= Source document =

————————

Desire to stay close to Him.  Don’t let go of His hand.  He knows you’re spent.  He knows your journey has been long…He knows you’ve faltered.

I will refresh the weary and satisfy the faint.  Jeremiah 31:25

He will refresh you.  He will satisfy you.

If your tendency is to seek refreshment and satisfaction in humans, we pray today that you turn to your Creator.

While living in community is necessary and Biblical and while a conference is certainly a great way for God to remind you of His love and teach you about his Good News, ultimately, your daily walk is with Him.

Not with your husband, best friend, or children.  Not with your small group.  When you rise and when you rest, there is only One who is constantly with you.  Only One who always loves you and is for you.

I substitute teach often, and I recently watched a bullying video with a group of 6th graders.  We talked about how they’d been bullied and how much it hurt and why people bully.  And, I am more convinced than ever that this concept of bullies and groups and cliques applies to all of us – not just 6th graders.

We still leave people out – often on purpose. We see people hurting or failing and revel in their failure because we are tired of watching them succeed.  We aren’t happy with who we are, so we make others feel less than.  Or simply give them the cold shoulder for being who they are.  We hold grudges and compete for friends.  We try to “position” ourselves in churches and organizations by having the right friends or saying the right things.

All of this…I have either witnessed or done.   What a waste.  A sinful waste.

More than ever I desire to know that He is for me and for you to know that He is for you  – so we won’t allow “bullying” to affect our hearts or walks with Him and so we always extend grace to others, truly desiring them to feel loved and cherished by their Creator and others.

————————

= Aim =
Copy out the devotional passage on being refreshed by God and on bullying in full, word for word.

————————

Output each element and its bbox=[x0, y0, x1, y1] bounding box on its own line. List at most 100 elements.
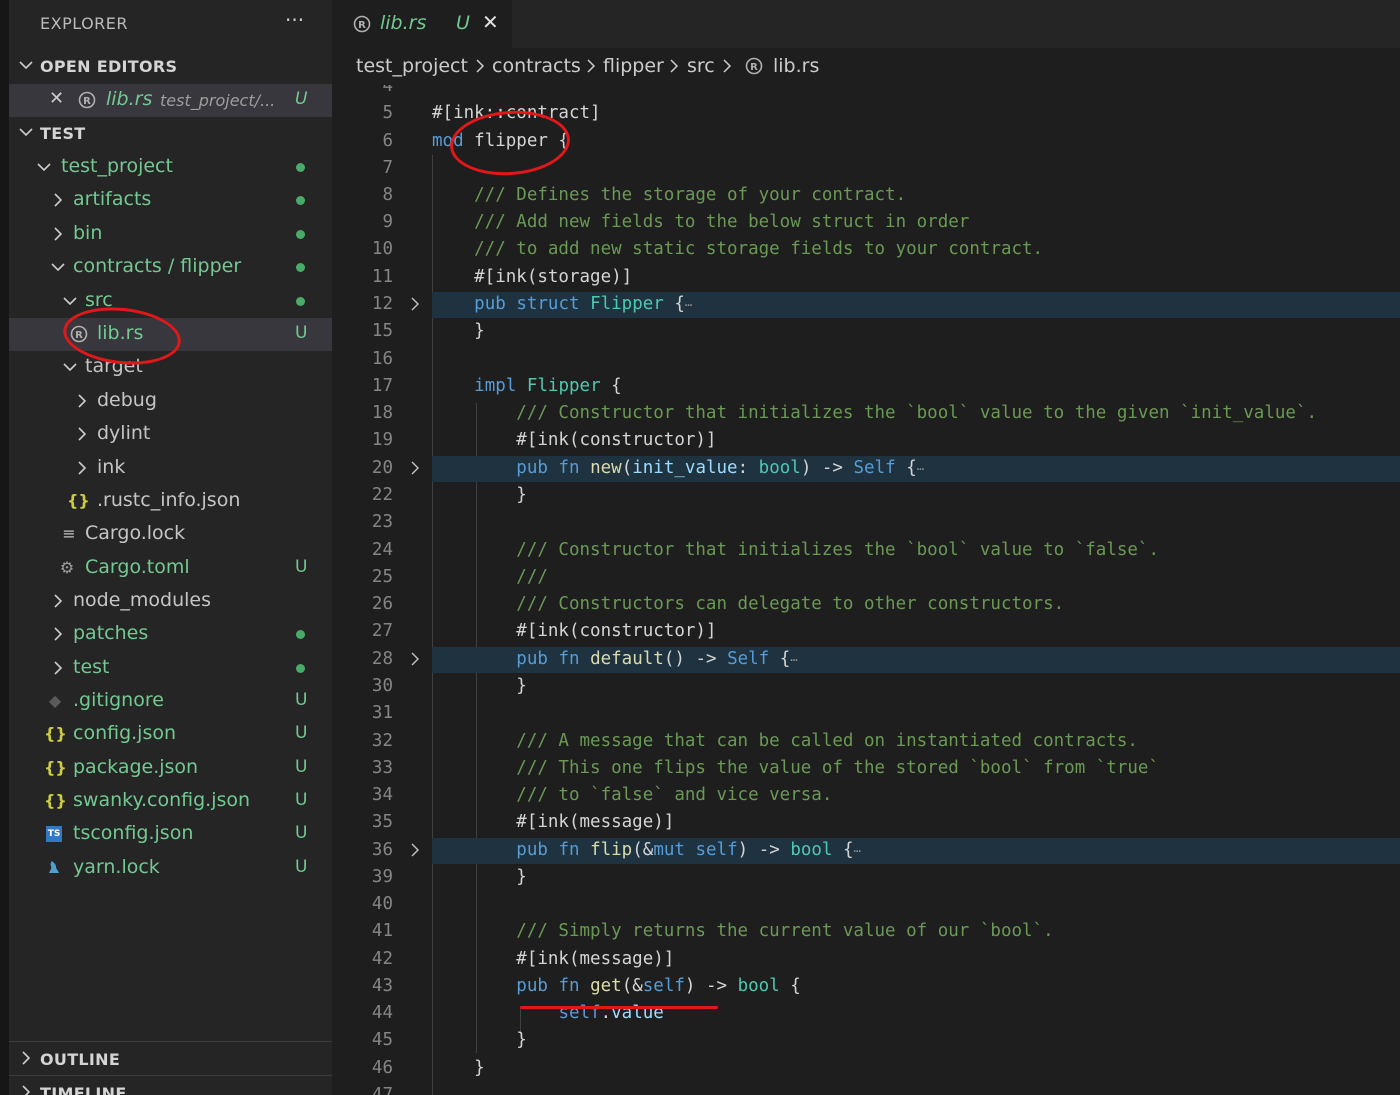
code-text: pub fn new(init_value: bool) -> Self {⋯ bbox=[516, 458, 924, 478]
breadcrumb-item[interactable]: flipper bbox=[603, 55, 664, 77]
tree-file-swanky-config[interactable]: {} swanky.config.json U bbox=[9, 785, 332, 818]
tree-file-lib-rs[interactable]: R lib.rs U bbox=[9, 318, 332, 351]
chevron-right-icon[interactable] bbox=[408, 652, 422, 666]
line-number: 6 bbox=[382, 131, 393, 151]
code-text: /// Add new fields to the below struct i… bbox=[432, 212, 970, 232]
code-line: 41 /// Simply returns the current value … bbox=[332, 918, 1400, 945]
tree-folder-contracts-flipper[interactable]: contracts / flipper bbox=[9, 251, 332, 284]
code-line: 4 bbox=[332, 85, 1400, 100]
line-number: 44 bbox=[371, 1003, 393, 1023]
open-editors-section[interactable]: OPEN EDITORS bbox=[9, 50, 332, 83]
chevron-down-icon bbox=[51, 263, 65, 272]
tree-file-package-json[interactable]: {} package.json U bbox=[9, 752, 332, 785]
rust-file-icon: R bbox=[70, 325, 88, 343]
chevron-right-icon[interactable] bbox=[408, 297, 422, 311]
status-dot bbox=[296, 297, 305, 306]
code-text: mod flipper { bbox=[432, 131, 569, 151]
code-editor[interactable]: 4 5 #[ink::contract] 6 mod flipper { 7 8 /… bbox=[332, 85, 1400, 1095]
tree-folder-target[interactable]: target bbox=[9, 351, 332, 384]
tree-file-yarn-lock[interactable]: yarn.lock U bbox=[9, 852, 332, 885]
tree-file-config-json[interactable]: {} config.json U bbox=[9, 718, 332, 751]
status-dot bbox=[296, 230, 305, 239]
workspace-label: TEST bbox=[40, 124, 86, 143]
code-line: 19 #[ink(constructor)] bbox=[332, 427, 1400, 454]
code-line: 23 bbox=[332, 509, 1400, 536]
chevron-down-icon bbox=[63, 363, 77, 372]
workspace-section[interactable]: TEST bbox=[9, 117, 332, 150]
close-icon[interactable]: ✕ bbox=[482, 10, 499, 34]
timeline-section[interactable]: TIMELINE bbox=[9, 1077, 332, 1095]
code-line: 24 /// Constructor that initializes the … bbox=[332, 537, 1400, 564]
chevron-down-icon bbox=[37, 163, 51, 172]
code-line-folded[interactable]: 28 pub fn default() -> Self {⋯ bbox=[332, 646, 1400, 673]
code-text: /// to `false` and vice versa. bbox=[432, 785, 833, 805]
rust-file-icon: R bbox=[353, 15, 371, 33]
tree-file-cargo-lock[interactable]: ≡ Cargo.lock bbox=[9, 518, 332, 551]
tree-folder-debug[interactable]: debug bbox=[9, 385, 332, 418]
breadcrumb-item[interactable]: lib.rs bbox=[773, 55, 819, 77]
code-text: /// This one flips the value of the stor… bbox=[432, 758, 1159, 778]
typescript-icon: TS bbox=[46, 826, 62, 842]
breadcrumb-item[interactable]: src bbox=[687, 55, 715, 77]
code-text: /// Constructor that initializes the `bo… bbox=[432, 403, 1318, 423]
line-number: 19 bbox=[371, 430, 393, 450]
code-line: 18 /// Constructor that initializes the … bbox=[332, 400, 1400, 427]
line-number: 25 bbox=[371, 567, 393, 587]
status-dot bbox=[296, 196, 305, 205]
tree-folder-dylint[interactable]: dylint bbox=[9, 418, 332, 451]
tree-item-label: .rustc_info.json bbox=[97, 489, 241, 511]
tree-folder-artifacts[interactable]: artifacts bbox=[9, 184, 332, 217]
code-text: /// bbox=[432, 567, 548, 587]
status-dot bbox=[296, 263, 305, 272]
line-number: 41 bbox=[371, 921, 393, 941]
explorer-header: EXPLORER ··· bbox=[9, 0, 332, 48]
open-editor-item[interactable]: ✕ R lib.rs test_project/... U bbox=[9, 84, 332, 117]
close-icon[interactable]: ✕ bbox=[49, 88, 64, 109]
tree-item-label: package.json bbox=[73, 756, 199, 778]
code-line-folded[interactable]: 12 pub struct Flipper {⋯ bbox=[332, 291, 1400, 318]
json-icon: {} bbox=[44, 758, 67, 777]
chevron-right-icon bbox=[22, 1085, 31, 1095]
tree-file-gitignore[interactable]: ◆ .gitignore U bbox=[9, 685, 332, 718]
line-number: 9 bbox=[382, 212, 393, 232]
line-number: 4 bbox=[382, 85, 393, 96]
breadcrumb: test_project contracts flipper src R lib… bbox=[332, 48, 1400, 85]
tree-file-cargo-toml[interactable]: ⚙ Cargo.toml U bbox=[9, 552, 332, 585]
gear-icon: ⚙ bbox=[59, 558, 75, 577]
tree-folder-ink[interactable]: ink bbox=[9, 452, 332, 485]
code-text: impl Flipper { bbox=[474, 376, 622, 396]
tree-folder-bin[interactable]: bin bbox=[9, 218, 332, 251]
tree-folder-test[interactable]: test bbox=[9, 652, 332, 685]
outline-section[interactable]: OUTLINE bbox=[9, 1043, 332, 1076]
line-number: 15 bbox=[371, 321, 393, 341]
line-number: 45 bbox=[371, 1030, 393, 1050]
lines-icon: ≡ bbox=[62, 524, 76, 543]
tab-lib-rs[interactable]: R lib.rs U ✕ bbox=[332, 0, 512, 48]
tree-folder-test-project[interactable]: test_project bbox=[9, 151, 332, 184]
chevron-right-icon[interactable] bbox=[408, 843, 422, 857]
code-line-folded[interactable]: 20 pub fn new(init_value: bool) -> Self … bbox=[332, 455, 1400, 482]
tree-file-tsconfig[interactable]: TS tsconfig.json U bbox=[9, 818, 332, 851]
tree-folder-src[interactable]: src bbox=[9, 285, 332, 318]
chevron-down-icon bbox=[63, 297, 77, 306]
status-badge: U bbox=[295, 323, 308, 343]
tree-file-rustc-info[interactable]: {} .rustc_info.json bbox=[9, 485, 332, 518]
line-number: 42 bbox=[371, 949, 393, 969]
code-line: 25 /// bbox=[332, 564, 1400, 591]
tree-folder-node-modules[interactable]: node_modules bbox=[9, 585, 332, 618]
breadcrumb-item[interactable]: test_project bbox=[356, 55, 468, 77]
code-text: /// Simply returns the current value of … bbox=[432, 921, 1054, 941]
code-line: 40 bbox=[332, 891, 1400, 918]
open-editor-filename: lib.rs bbox=[106, 88, 153, 110]
code-line-folded[interactable]: 36 pub fn flip(&mut self) -> bool {⋯ bbox=[332, 837, 1400, 864]
line-number: 43 bbox=[371, 976, 393, 996]
tree-item-label: artifacts bbox=[73, 188, 152, 210]
more-actions-icon[interactable]: ··· bbox=[285, 8, 304, 32]
chevron-right-icon[interactable] bbox=[408, 461, 422, 475]
code-text: /// Defines the storage of your contract… bbox=[432, 185, 907, 205]
yarn-icon bbox=[49, 861, 59, 873]
breadcrumb-item[interactable]: contracts bbox=[492, 55, 581, 77]
code-text: } bbox=[432, 1030, 527, 1050]
tree-folder-patches[interactable]: patches bbox=[9, 618, 332, 651]
code-text: } bbox=[432, 1058, 485, 1078]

————————

= Correct response =
Desire to stay close to Him.  Don’t let go of His hand.  He knows you’re spent.  He knows your journey has been long…He knows you’ve faltered.

I will refresh the weary and satisfy the faint.  Jeremiah 31:25

He will refresh you.  He will satisfy you.

If your tendency is to seek refreshment and satisfaction in humans, we pray today that you turn to your Creator.

While living in community is necessary and Biblical and while a conference is certainly a great way for God to remind you of His love and teach you about his Good News, ultimately, your daily walk is with Him.

Not with your husband, best friend, or children.  Not with your small group.  When you rise and when you rest, there is only One who is constantly with you.  Only One who always loves you and is for you.

I substitute teach often, and I recently watched a bullying video with a group of 6th graders.  We talked about how they’d been bullied and how much it hurt and why people bully.  And, I am more convinced than ever that this concept of bullies and groups and cliques applies to all of us – not just 6th graders.

We still leave people out – often on purpose. We see people hurting or failing and revel in their failure because we are tired of watching them succeed.  We aren’t happy with who we are, so we make others feel less than.  Or simply give them the cold shoulder for being who they are.  We hold grudges and compete for friends.  We try to “position” ourselves in churches and organizations by having the right friends or saying the right things.

All of this…I have either witnessed or done.   What a waste.  A sinful waste.

More than ever I desire to know that He is for me and for you to know that He is for you  – so we won’t allow “bullying” to affect our hearts or walks with Him and so we always extend grace to others, truly desiring them to feel loved and cherished by their Creator and others.